Job:
Go through the lines below. Copy those with "lawn".

Data entries:
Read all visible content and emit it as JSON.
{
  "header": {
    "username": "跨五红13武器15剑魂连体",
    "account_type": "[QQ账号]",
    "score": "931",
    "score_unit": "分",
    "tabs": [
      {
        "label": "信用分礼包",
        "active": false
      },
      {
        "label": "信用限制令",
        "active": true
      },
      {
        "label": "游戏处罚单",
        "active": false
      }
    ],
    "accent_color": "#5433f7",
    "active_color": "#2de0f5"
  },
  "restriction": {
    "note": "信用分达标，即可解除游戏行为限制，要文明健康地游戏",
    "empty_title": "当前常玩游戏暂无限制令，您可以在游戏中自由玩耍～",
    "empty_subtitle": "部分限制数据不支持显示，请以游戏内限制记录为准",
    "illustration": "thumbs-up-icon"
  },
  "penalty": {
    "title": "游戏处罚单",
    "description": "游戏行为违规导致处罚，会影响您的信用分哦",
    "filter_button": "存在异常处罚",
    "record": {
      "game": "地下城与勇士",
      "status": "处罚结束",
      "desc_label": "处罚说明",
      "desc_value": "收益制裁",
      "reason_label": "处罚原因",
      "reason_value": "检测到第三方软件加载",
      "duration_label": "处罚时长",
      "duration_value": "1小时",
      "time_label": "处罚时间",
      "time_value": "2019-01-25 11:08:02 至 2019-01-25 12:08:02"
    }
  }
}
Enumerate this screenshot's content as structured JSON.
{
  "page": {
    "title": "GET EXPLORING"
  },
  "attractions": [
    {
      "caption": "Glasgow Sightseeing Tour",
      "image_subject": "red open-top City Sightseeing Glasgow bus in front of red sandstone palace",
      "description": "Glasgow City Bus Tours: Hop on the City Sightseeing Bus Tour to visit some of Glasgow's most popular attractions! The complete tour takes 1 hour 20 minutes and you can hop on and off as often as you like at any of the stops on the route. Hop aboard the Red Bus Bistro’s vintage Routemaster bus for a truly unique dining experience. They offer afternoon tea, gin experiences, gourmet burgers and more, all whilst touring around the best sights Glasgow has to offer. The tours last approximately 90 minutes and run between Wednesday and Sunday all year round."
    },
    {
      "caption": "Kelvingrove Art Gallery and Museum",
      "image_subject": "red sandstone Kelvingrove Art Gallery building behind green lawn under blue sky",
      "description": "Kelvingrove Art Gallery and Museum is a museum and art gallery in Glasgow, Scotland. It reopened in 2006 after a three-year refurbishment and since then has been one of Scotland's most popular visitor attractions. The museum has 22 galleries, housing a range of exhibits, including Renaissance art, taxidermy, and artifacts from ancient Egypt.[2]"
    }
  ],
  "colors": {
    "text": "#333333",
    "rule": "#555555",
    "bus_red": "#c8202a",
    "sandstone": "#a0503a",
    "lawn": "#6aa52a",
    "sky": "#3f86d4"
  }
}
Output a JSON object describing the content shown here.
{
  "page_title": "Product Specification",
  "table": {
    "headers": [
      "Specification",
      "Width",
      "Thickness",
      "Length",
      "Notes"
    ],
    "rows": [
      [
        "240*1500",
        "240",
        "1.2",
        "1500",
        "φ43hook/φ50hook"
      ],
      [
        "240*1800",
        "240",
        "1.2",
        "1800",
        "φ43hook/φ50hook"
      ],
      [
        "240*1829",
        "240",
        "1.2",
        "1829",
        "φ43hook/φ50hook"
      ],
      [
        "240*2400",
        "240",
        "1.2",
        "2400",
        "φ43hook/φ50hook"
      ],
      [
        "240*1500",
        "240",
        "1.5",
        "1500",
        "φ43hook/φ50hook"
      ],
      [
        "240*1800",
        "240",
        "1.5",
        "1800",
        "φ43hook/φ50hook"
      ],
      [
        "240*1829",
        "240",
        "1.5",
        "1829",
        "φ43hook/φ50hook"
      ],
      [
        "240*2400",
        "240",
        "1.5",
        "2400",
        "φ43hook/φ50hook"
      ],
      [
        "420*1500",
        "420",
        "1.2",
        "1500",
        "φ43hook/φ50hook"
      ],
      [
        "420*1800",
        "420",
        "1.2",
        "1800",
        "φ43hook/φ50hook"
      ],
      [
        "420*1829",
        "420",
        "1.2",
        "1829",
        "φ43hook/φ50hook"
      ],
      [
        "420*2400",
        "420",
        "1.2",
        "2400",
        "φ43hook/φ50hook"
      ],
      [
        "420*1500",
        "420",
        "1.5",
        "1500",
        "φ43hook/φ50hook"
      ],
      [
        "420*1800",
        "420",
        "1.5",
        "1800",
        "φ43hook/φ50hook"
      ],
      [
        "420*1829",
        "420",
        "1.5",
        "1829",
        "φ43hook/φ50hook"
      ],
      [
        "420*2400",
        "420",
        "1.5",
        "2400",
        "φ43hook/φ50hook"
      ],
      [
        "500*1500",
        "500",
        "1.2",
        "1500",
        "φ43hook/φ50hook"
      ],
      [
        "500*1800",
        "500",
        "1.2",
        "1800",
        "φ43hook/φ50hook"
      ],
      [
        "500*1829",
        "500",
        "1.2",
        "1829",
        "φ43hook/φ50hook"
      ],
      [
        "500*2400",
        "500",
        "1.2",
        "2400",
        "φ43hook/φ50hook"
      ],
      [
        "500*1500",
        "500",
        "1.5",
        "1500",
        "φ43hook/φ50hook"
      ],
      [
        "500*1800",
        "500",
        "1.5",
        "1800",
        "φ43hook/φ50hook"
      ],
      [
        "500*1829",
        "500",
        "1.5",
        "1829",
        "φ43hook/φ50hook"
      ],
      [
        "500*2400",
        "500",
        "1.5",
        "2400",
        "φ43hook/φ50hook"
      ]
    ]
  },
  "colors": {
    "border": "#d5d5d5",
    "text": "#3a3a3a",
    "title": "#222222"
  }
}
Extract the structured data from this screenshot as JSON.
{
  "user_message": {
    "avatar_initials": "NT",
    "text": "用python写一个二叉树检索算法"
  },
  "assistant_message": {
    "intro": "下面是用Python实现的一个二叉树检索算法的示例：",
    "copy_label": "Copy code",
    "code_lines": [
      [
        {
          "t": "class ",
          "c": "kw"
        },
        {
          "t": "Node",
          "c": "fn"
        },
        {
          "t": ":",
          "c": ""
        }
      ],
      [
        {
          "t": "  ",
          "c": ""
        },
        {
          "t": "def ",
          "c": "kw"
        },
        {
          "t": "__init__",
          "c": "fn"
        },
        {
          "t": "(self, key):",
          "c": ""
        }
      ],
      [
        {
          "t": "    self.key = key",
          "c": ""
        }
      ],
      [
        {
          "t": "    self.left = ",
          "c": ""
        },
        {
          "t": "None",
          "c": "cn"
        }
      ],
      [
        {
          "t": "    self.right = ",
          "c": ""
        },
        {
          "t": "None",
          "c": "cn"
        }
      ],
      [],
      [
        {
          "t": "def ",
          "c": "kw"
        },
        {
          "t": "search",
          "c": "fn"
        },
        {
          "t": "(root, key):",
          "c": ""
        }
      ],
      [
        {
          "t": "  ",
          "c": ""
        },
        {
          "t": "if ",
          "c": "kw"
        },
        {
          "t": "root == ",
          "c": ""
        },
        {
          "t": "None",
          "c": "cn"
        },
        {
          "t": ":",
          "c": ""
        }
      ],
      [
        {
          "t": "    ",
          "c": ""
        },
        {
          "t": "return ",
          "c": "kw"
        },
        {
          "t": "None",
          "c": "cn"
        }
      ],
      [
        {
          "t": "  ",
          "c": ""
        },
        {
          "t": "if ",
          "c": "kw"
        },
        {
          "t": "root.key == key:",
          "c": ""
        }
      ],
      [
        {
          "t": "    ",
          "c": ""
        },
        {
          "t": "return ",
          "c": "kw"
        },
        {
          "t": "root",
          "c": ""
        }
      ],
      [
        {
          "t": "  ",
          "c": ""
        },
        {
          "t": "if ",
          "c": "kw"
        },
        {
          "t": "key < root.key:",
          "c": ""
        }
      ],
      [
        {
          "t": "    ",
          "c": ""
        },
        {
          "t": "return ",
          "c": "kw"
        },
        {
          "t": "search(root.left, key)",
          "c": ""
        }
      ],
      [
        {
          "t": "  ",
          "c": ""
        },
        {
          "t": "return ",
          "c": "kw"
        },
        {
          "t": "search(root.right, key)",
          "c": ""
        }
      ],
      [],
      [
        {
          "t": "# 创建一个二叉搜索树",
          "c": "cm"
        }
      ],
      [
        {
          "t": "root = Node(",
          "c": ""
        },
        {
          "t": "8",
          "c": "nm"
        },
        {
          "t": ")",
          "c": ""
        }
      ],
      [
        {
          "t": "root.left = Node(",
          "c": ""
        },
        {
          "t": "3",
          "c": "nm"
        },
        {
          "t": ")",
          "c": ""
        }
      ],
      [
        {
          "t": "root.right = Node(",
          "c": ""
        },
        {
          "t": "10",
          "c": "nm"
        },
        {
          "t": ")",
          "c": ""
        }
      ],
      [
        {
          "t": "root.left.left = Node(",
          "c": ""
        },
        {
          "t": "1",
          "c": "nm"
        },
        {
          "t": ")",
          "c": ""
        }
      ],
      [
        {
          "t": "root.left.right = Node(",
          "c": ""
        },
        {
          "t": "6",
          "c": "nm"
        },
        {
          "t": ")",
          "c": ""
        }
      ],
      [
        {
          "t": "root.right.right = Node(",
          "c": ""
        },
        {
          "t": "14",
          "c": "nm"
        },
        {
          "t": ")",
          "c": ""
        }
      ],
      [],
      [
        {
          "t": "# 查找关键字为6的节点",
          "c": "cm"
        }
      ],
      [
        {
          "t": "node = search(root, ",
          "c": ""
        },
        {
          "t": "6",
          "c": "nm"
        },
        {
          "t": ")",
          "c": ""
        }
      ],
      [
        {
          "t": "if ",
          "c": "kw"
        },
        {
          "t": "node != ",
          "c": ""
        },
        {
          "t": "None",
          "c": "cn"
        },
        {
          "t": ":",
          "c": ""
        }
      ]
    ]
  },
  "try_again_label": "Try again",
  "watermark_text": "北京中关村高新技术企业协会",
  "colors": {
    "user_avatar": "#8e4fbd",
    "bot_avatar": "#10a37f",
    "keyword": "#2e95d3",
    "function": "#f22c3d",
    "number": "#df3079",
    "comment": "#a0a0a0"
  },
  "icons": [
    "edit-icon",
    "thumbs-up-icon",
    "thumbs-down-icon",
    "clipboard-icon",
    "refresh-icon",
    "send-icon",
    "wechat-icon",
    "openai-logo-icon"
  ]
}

Task result:
      "image_subject": "red sandstone Kelvingrove Art Gallery building behind green lawn under blue sky",
    "lawn": "#6aa52a",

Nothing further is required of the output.